►
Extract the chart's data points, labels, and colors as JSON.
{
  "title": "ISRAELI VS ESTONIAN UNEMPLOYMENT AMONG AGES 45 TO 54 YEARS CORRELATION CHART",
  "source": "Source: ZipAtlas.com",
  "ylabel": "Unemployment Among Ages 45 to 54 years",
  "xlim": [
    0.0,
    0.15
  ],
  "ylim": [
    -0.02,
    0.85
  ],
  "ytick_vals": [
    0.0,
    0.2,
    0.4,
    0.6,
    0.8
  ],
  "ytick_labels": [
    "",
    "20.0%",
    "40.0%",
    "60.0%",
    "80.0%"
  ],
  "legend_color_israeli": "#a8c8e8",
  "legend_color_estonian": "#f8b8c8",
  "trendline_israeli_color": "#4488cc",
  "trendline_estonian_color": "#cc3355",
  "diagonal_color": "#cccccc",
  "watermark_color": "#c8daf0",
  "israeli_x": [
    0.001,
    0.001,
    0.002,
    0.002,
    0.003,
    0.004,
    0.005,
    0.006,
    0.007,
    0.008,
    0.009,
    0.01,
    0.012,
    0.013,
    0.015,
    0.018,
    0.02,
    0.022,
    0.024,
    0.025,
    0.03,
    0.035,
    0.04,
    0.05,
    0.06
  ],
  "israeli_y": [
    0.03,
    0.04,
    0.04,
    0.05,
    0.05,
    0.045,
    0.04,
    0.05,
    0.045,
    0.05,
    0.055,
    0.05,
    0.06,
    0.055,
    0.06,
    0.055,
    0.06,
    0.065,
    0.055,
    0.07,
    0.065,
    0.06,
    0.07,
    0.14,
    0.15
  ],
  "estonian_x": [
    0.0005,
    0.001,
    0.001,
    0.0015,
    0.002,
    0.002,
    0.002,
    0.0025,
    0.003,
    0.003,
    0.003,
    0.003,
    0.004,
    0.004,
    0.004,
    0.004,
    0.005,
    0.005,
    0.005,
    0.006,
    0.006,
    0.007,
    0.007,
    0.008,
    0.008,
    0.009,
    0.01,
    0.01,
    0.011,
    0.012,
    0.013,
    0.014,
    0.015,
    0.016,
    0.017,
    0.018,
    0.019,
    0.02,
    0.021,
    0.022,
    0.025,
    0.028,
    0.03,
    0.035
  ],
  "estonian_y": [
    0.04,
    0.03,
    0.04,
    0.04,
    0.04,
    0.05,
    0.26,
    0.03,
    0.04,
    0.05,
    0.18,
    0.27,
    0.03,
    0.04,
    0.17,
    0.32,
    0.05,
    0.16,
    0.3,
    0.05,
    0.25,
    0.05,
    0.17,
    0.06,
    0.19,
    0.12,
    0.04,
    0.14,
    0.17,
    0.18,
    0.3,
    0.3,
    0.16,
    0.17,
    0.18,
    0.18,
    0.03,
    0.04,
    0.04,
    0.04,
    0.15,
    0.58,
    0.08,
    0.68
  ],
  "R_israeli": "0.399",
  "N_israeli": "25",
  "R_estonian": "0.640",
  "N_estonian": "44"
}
◄
» **AIM**
Restate the listing in full, word for word.

» **EXERCISE OUTPUT**
Extract the chart's data points, labels, and colors as JSON.
{
  "title": "ISRAELI VS ESTONIAN UNEMPLOYMENT AMONG AGES 45 TO 54 YEARS CORRELATION CHART",
  "source": "Source: ZipAtlas.com",
  "ylabel": "Unemployment Among Ages 45 to 54 years",
  "xlim": [
    0.0,
    0.15
  ],
  "ylim": [
    -0.02,
    0.85
  ],
  "ytick_vals": [
    0.0,
    0.2,
    0.4,
    0.6,
    0.8
  ],
  "ytick_labels": [
    "",
    "20.0%",
    "40.0%",
    "60.0%",
    "80.0%"
  ],
  "legend_color_israeli": "#a8c8e8",
  "legend_color_estonian": "#f8b8c8",
  "trendline_israeli_color": "#4488cc",
  "trendline_estonian_color": "#cc3355",
  "diagonal_color": "#cccccc",
  "watermark_color": "#c8daf0",
  "israeli_x": [
    0.001,
    0.001,
    0.002,
    0.002,
    0.003,
    0.004,
    0.005,
    0.006,
    0.007,
    0.008,
    0.009,
    0.01,
    0.012,
    0.013,
    0.015,
    0.018,
    0.02,
    0.022,
    0.024,
    0.025,
    0.03,
    0.035,
    0.04,
    0.05,
    0.06
  ],
  "israeli_y": [
    0.03,
    0.04,
    0.04,
    0.05,
    0.05,
    0.045,
    0.04,
    0.05,
    0.045,
    0.05,
    0.055,
    0.05,
    0.06,
    0.055,
    0.06,
    0.055,
    0.06,
    0.065,
    0.055,
    0.07,
    0.065,
    0.06,
    0.07,
    0.14,
    0.15
  ],
  "estonian_x": [
    0.0005,
    0.001,
    0.001,
    0.0015,
    0.002,
    0.002,
    0.002,
    0.0025,
    0.003,
    0.003,
    0.003,
    0.003,
    0.004,
    0.004,
    0.004,
    0.004,
    0.005,
    0.005,
    0.005,
    0.006,
    0.006,
    0.007,
    0.007,
    0.008,
    0.008,
    0.009,
    0.01,
    0.01,
    0.011,
    0.012,
    0.013,
    0.014,
    0.015,
    0.016,
    0.017,
    0.018,
    0.019,
    0.02,
    0.021,
    0.022,
    0.025,
    0.028,
    0.03,
    0.035
  ],
  "estonian_y": [
    0.04,
    0.03,
    0.04,
    0.04,
    0.04,
    0.05,
    0.26,
    0.03,
    0.04,
    0.05,
    0.18,
    0.27,
    0.03,
    0.04,
    0.17,
    0.32,
    0.05,
    0.16,
    0.3,
    0.05,
    0.25,
    0.05,
    0.17,
    0.06,
    0.19,
    0.12,
    0.04,
    0.14,
    0.17,
    0.18,
    0.3,
    0.3,
    0.16,
    0.17,
    0.18,
    0.18,
    0.03,
    0.04,
    0.04,
    0.04,
    0.15,
    0.58,
    0.08,
    0.68
  ],
  "R_israeli": "0.399",
  "N_israeli": "25",
  "R_estonian": "0.640",
  "N_estonian": "44"
}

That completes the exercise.